Do this — Can all of these lines be returned exactly?

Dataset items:
◆ ◆ ◆

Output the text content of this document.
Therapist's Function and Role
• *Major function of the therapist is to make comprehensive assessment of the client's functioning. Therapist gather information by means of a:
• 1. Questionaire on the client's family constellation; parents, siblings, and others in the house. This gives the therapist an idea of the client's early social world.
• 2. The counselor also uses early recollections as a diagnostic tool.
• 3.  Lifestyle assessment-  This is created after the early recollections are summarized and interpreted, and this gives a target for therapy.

◆ ◆ ◆

Full output —
Output the text content of this document.
Therapist's Function and Role
• *Major function of the therapist is to make comprehensive assessment of the client's functioning. Therapist gather information by means of a:
• 1. Questionaire on the client's family constellation; parents, siblings, and others in the house. This gives the therapist an idea of the client's early social world.
• 2. The counselor also uses early recollections as a diagnostic tool.
• 3.  Lifestyle assessment-  This is created after the early recollections are summarized and interpreted, and this gives a target for therapy.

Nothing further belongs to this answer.